Start Given information

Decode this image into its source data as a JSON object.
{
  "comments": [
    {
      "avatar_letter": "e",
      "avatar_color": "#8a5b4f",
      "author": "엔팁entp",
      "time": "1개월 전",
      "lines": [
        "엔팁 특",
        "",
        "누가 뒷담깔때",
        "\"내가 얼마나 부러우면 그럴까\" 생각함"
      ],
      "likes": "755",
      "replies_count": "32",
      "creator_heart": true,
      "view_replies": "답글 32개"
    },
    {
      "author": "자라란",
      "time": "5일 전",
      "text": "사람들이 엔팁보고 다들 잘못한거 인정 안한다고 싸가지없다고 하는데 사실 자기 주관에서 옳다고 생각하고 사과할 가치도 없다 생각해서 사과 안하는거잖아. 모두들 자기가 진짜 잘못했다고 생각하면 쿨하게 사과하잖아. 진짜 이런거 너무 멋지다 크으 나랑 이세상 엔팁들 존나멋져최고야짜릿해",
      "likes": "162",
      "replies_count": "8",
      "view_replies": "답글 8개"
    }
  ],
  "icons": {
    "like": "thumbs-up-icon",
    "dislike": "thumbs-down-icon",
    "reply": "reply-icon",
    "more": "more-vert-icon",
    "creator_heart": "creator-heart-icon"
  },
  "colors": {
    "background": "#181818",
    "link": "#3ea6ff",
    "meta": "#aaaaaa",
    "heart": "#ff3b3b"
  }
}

End Given information

• Objective:
Search the entries for the string "thumbs" and collect each line that has it.

• Response to this task:
    "like": "thumbs-up-icon",
    "dislike": "thumbs-down-icon",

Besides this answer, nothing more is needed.